§ **What is required**:
Transcribe the listing that follows in full, omitting pictures.
start
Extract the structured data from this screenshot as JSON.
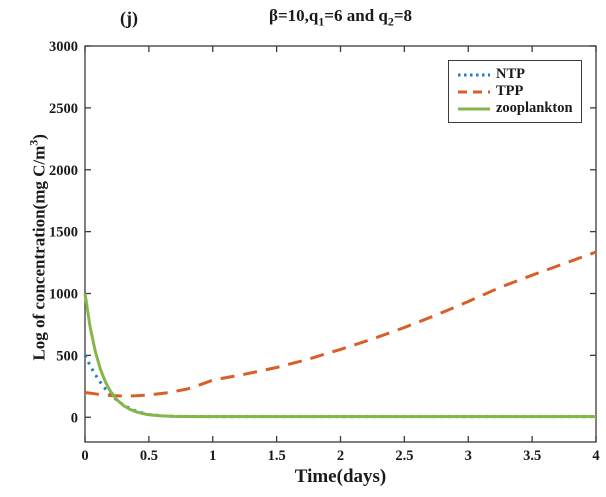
{
  "figure": {
    "corner_label": "(j)",
    "background": "#ffffff"
  },
  "chart_data": {
    "type": "line",
    "title_segments": [
      {
        "text": "β=10,q"
      },
      {
        "text": "1",
        "sub": true
      },
      {
        "text": "=6 and q"
      },
      {
        "text": "2",
        "sub": true
      },
      {
        "text": "=8"
      }
    ],
    "xlabel": "Time(days)",
    "ylabel_segments": [
      {
        "text": "Log of concentration(mg C/m"
      },
      {
        "text": "3",
        "sup": true
      },
      {
        "text": ")"
      }
    ],
    "xlim": [
      0,
      4
    ],
    "ylim": [
      -200,
      3000
    ],
    "xticks": [
      0,
      0.5,
      1,
      1.5,
      2,
      2.5,
      3,
      3.5,
      4
    ],
    "xtick_labels": [
      "0",
      "0.5",
      "1",
      "1.5",
      "2",
      "2.5",
      "3",
      "3.5",
      "4"
    ],
    "yticks": [
      0,
      500,
      1000,
      1500,
      2000,
      2500,
      3000
    ],
    "ytick_labels": [
      "0",
      "500",
      "1000",
      "1500",
      "2000",
      "2500",
      "3000"
    ],
    "grid": false,
    "legend_position": "top-right",
    "axis_color": "#3a3a3a",
    "series": [
      {
        "name": "NTP",
        "color": "#2080c0",
        "style": "dotted",
        "points": [
          [
            0,
            500
          ],
          [
            0.04,
            417
          ],
          [
            0.08,
            345
          ],
          [
            0.12,
            283
          ],
          [
            0.16,
            230
          ],
          [
            0.2,
            183
          ],
          [
            0.25,
            138
          ],
          [
            0.3,
            100
          ],
          [
            0.35,
            72
          ],
          [
            0.4,
            50
          ],
          [
            0.45,
            34
          ],
          [
            0.5,
            22
          ],
          [
            0.6,
            12
          ],
          [
            0.7,
            8
          ],
          [
            0.85,
            6
          ],
          [
            1,
            5
          ],
          [
            1.5,
            5
          ],
          [
            2,
            5
          ],
          [
            2.5,
            5
          ],
          [
            3,
            5
          ],
          [
            3.5,
            5
          ],
          [
            4,
            5
          ]
        ]
      },
      {
        "name": "TPP",
        "color": "#d85f28",
        "style": "dashed",
        "points": [
          [
            0,
            200
          ],
          [
            0.1,
            186
          ],
          [
            0.2,
            176
          ],
          [
            0.3,
            172
          ],
          [
            0.4,
            174
          ],
          [
            0.5,
            180
          ],
          [
            0.65,
            198
          ],
          [
            0.8,
            228
          ],
          [
            0.9,
            262
          ],
          [
            1,
            300
          ],
          [
            1.25,
            348
          ],
          [
            1.5,
            402
          ],
          [
            1.75,
            470
          ],
          [
            2,
            548
          ],
          [
            2.25,
            632
          ],
          [
            2.5,
            725
          ],
          [
            2.75,
            826
          ],
          [
            3,
            935
          ],
          [
            3.25,
            1050
          ],
          [
            3.5,
            1148
          ],
          [
            3.75,
            1242
          ],
          [
            4,
            1335
          ]
        ]
      },
      {
        "name": "zooplankton",
        "color": "#85b648",
        "style": "solid",
        "points": [
          [
            0,
            1000
          ],
          [
            0.04,
            731
          ],
          [
            0.08,
            535
          ],
          [
            0.12,
            391
          ],
          [
            0.16,
            286
          ],
          [
            0.2,
            209
          ],
          [
            0.25,
            141
          ],
          [
            0.3,
            96
          ],
          [
            0.35,
            65
          ],
          [
            0.4,
            44
          ],
          [
            0.45,
            30
          ],
          [
            0.5,
            20
          ],
          [
            0.6,
            11
          ],
          [
            0.7,
            7
          ],
          [
            0.85,
            5
          ],
          [
            1,
            5
          ],
          [
            1.5,
            5
          ],
          [
            2,
            5
          ],
          [
            2.5,
            5
          ],
          [
            3,
            5
          ],
          [
            3.5,
            5
          ],
          [
            4,
            5
          ]
        ]
      }
    ]
  }
}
end
§ **Response below**:
Extract the structured data from this screenshot as JSON.
{
  "figure": {
    "corner_label": "(j)",
    "background": "#ffffff"
  },
  "chart_data": {
    "type": "line",
    "title_segments": [
      {
        "text": "β=10,q"
      },
      {
        "text": "1",
        "sub": true
      },
      {
        "text": "=6 and q"
      },
      {
        "text": "2",
        "sub": true
      },
      {
        "text": "=8"
      }
    ],
    "xlabel": "Time(days)",
    "ylabel_segments": [
      {
        "text": "Log of concentration(mg C/m"
      },
      {
        "text": "3",
        "sup": true
      },
      {
        "text": ")"
      }
    ],
    "xlim": [
      0,
      4
    ],
    "ylim": [
      -200,
      3000
    ],
    "xticks": [
      0,
      0.5,
      1,
      1.5,
      2,
      2.5,
      3,
      3.5,
      4
    ],
    "xtick_labels": [
      "0",
      "0.5",
      "1",
      "1.5",
      "2",
      "2.5",
      "3",
      "3.5",
      "4"
    ],
    "yticks": [
      0,
      500,
      1000,
      1500,
      2000,
      2500,
      3000
    ],
    "ytick_labels": [
      "0",
      "500",
      "1000",
      "1500",
      "2000",
      "2500",
      "3000"
    ],
    "grid": false,
    "legend_position": "top-right",
    "axis_color": "#3a3a3a",
    "series": [
      {
        "name": "NTP",
        "color": "#2080c0",
        "style": "dotted",
        "points": [
          [
            0,
            500
          ],
          [
            0.04,
            417
          ],
          [
            0.08,
            345
          ],
          [
            0.12,
            283
          ],
          [
            0.16,
            230
          ],
          [
            0.2,
            183
          ],
          [
            0.25,
            138
          ],
          [
            0.3,
            100
          ],
          [
            0.35,
            72
          ],
          [
            0.4,
            50
          ],
          [
            0.45,
            34
          ],
          [
            0.5,
            22
          ],
          [
            0.6,
            12
          ],
          [
            0.7,
            8
          ],
          [
            0.85,
            6
          ],
          [
            1,
            5
          ],
          [
            1.5,
            5
          ],
          [
            2,
            5
          ],
          [
            2.5,
            5
          ],
          [
            3,
            5
          ],
          [
            3.5,
            5
          ],
          [
            4,
            5
          ]
        ]
      },
      {
        "name": "TPP",
        "color": "#d85f28",
        "style": "dashed",
        "points": [
          [
            0,
            200
          ],
          [
            0.1,
            186
          ],
          [
            0.2,
            176
          ],
          [
            0.3,
            172
          ],
          [
            0.4,
            174
          ],
          [
            0.5,
            180
          ],
          [
            0.65,
            198
          ],
          [
            0.8,
            228
          ],
          [
            0.9,
            262
          ],
          [
            1,
            300
          ],
          [
            1.25,
            348
          ],
          [
            1.5,
            402
          ],
          [
            1.75,
            470
          ],
          [
            2,
            548
          ],
          [
            2.25,
            632
          ],
          [
            2.5,
            725
          ],
          [
            2.75,
            826
          ],
          [
            3,
            935
          ],
          [
            3.25,
            1050
          ],
          [
            3.5,
            1148
          ],
          [
            3.75,
            1242
          ],
          [
            4,
            1335
          ]
        ]
      },
      {
        "name": "zooplankton",
        "color": "#85b648",
        "style": "solid",
        "points": [
          [
            0,
            1000
          ],
          [
            0.04,
            731
          ],
          [
            0.08,
            535
          ],
          [
            0.12,
            391
          ],
          [
            0.16,
            286
          ],
          [
            0.2,
            209
          ],
          [
            0.25,
            141
          ],
          [
            0.3,
            96
          ],
          [
            0.35,
            65
          ],
          [
            0.4,
            44
          ],
          [
            0.45,
            30
          ],
          [
            0.5,
            20
          ],
          [
            0.6,
            11
          ],
          [
            0.7,
            7
          ],
          [
            0.85,
            5
          ],
          [
            1,
            5
          ],
          [
            1.5,
            5
          ],
          [
            2,
            5
          ],
          [
            2.5,
            5
          ],
          [
            3,
            5
          ],
          [
            3.5,
            5
          ],
          [
            4,
            5
          ]
        ]
      }
    ]
  }
}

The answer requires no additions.